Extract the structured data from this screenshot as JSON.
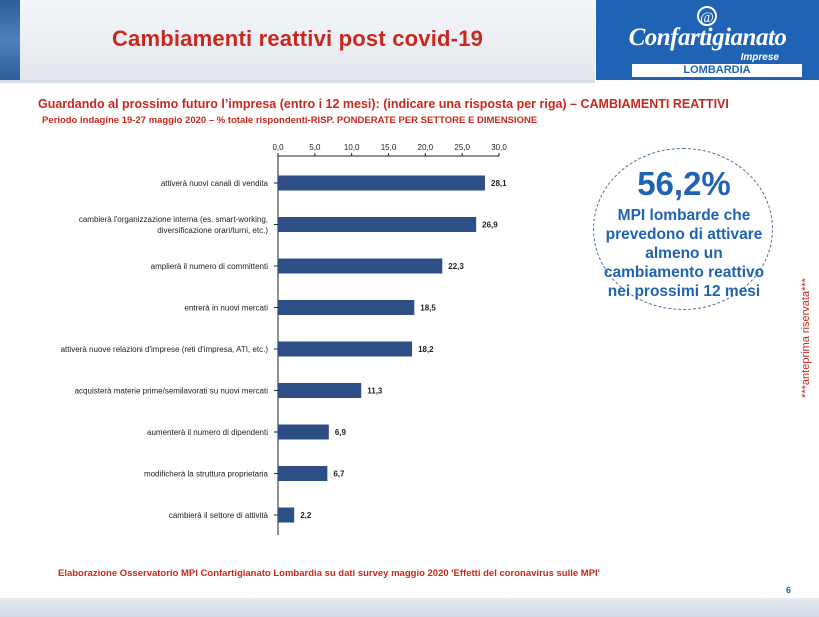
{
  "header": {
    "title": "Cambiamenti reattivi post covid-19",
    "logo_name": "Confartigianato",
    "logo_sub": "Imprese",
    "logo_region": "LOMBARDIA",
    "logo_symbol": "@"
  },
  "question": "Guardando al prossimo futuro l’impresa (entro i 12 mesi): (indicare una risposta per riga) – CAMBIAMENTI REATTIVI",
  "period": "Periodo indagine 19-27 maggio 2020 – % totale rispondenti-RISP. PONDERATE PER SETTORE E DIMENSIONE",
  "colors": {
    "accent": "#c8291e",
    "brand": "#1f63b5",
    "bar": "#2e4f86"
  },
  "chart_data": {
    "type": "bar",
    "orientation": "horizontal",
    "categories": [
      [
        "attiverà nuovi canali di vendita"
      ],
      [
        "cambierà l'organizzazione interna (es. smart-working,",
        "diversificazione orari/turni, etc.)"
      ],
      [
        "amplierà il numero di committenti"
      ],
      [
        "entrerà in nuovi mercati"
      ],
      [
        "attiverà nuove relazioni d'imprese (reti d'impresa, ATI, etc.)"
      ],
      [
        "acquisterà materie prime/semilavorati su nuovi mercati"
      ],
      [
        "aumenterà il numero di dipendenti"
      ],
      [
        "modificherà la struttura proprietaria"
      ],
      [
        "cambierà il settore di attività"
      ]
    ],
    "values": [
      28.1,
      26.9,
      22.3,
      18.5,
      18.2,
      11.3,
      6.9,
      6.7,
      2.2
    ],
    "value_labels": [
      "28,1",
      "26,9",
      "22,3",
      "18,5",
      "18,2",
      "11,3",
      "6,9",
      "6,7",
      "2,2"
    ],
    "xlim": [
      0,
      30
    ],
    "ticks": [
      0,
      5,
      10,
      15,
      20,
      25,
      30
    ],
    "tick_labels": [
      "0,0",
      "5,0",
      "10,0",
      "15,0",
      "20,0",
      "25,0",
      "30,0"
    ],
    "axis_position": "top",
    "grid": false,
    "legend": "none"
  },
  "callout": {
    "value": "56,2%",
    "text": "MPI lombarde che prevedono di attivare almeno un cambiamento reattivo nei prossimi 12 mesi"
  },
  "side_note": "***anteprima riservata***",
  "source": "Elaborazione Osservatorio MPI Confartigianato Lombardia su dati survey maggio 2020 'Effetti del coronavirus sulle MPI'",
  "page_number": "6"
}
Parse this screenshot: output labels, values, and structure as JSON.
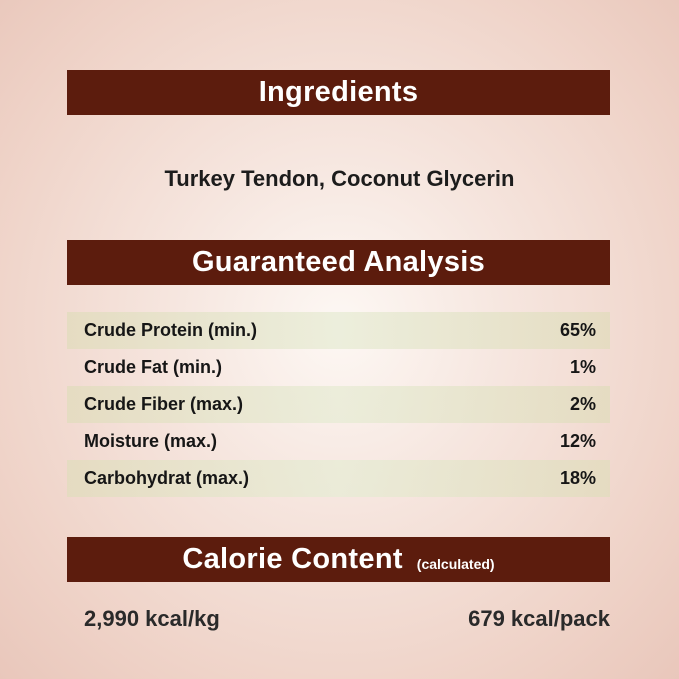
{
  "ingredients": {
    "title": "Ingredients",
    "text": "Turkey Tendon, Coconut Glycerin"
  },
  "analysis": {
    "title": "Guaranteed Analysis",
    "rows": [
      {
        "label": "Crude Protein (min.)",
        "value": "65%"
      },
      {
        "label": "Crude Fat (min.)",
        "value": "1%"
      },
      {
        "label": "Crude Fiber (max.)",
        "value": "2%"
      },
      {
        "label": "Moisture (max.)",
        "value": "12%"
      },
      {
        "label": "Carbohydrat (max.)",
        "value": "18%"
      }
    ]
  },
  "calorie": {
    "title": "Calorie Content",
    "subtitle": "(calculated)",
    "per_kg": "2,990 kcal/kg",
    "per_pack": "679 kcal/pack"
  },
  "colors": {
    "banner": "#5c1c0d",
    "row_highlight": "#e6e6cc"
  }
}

- [Assignment]: Every record must be copied exactly, with the pictures left out.

- [Answer to this exercise]:
Extract the structured data from this screenshot as JSON.
{
  "header": {
    "title": "Cambiamenti reattivi post covid-19",
    "logo_name": "Confartigianato",
    "logo_sub": "Imprese",
    "logo_region": "LOMBARDIA",
    "logo_symbol": "@"
  },
  "question": "Guardando al prossimo futuro l’impresa (entro i 12 mesi): (indicare una risposta per riga) – CAMBIAMENTI REATTIVI",
  "period": "Periodo indagine 19-27 maggio 2020 – % totale rispondenti-RISP. PONDERATE PER SETTORE E DIMENSIONE",
  "colors": {
    "accent": "#c8291e",
    "brand": "#1f63b5",
    "bar": "#2e4f86"
  },
  "chart_data": {
    "type": "bar",
    "orientation": "horizontal",
    "categories": [
      [
        "attiverà nuovi canali di vendita"
      ],
      [
        "cambierà l'organizzazione interna (es. smart-working,",
        "diversificazione orari/turni, etc.)"
      ],
      [
        "amplierà il numero di committenti"
      ],
      [
        "entrerà in nuovi mercati"
      ],
      [
        "attiverà nuove relazioni d'imprese (reti d'impresa, ATI, etc.)"
      ],
      [
        "acquisterà materie prime/semilavorati su nuovi mercati"
      ],
      [
        "aumenterà il numero di dipendenti"
      ],
      [
        "modificherà la struttura proprietaria"
      ],
      [
        "cambierà il settore di attività"
      ]
    ],
    "values": [
      28.1,
      26.9,
      22.3,
      18.5,
      18.2,
      11.3,
      6.9,
      6.7,
      2.2
    ],
    "value_labels": [
      "28,1",
      "26,9",
      "22,3",
      "18,5",
      "18,2",
      "11,3",
      "6,9",
      "6,7",
      "2,2"
    ],
    "xlim": [
      0,
      30
    ],
    "ticks": [
      0,
      5,
      10,
      15,
      20,
      25,
      30
    ],
    "tick_labels": [
      "0,0",
      "5,0",
      "10,0",
      "15,0",
      "20,0",
      "25,0",
      "30,0"
    ],
    "axis_position": "top",
    "grid": false,
    "legend": "none"
  },
  "callout": {
    "value": "56,2%",
    "text": "MPI lombarde che prevedono di attivare almeno un cambiamento reattivo nei prossimi 12 mesi"
  },
  "side_note": "***anteprima riservata***",
  "source": "Elaborazione Osservatorio MPI Confartigianato Lombardia su dati survey maggio 2020 'Effetti del coronavirus sulle MPI'",
  "page_number": "6"
}
Parse this screenshot: output labels, values, and structure as JSON.
{
  "ingredients": {
    "title": "Ingredients",
    "text": "Turkey Tendon, Coconut Glycerin"
  },
  "analysis": {
    "title": "Guaranteed Analysis",
    "rows": [
      {
        "label": "Crude Protein (min.)",
        "value": "65%"
      },
      {
        "label": "Crude Fat (min.)",
        "value": "1%"
      },
      {
        "label": "Crude Fiber (max.)",
        "value": "2%"
      },
      {
        "label": "Moisture (max.)",
        "value": "12%"
      },
      {
        "label": "Carbohydrat (max.)",
        "value": "18%"
      }
    ]
  },
  "calorie": {
    "title": "Calorie Content",
    "subtitle": "(calculated)",
    "per_kg": "2,990 kcal/kg",
    "per_pack": "679 kcal/pack"
  },
  "colors": {
    "banner": "#5c1c0d",
    "row_highlight": "#e6e6cc"
  }
}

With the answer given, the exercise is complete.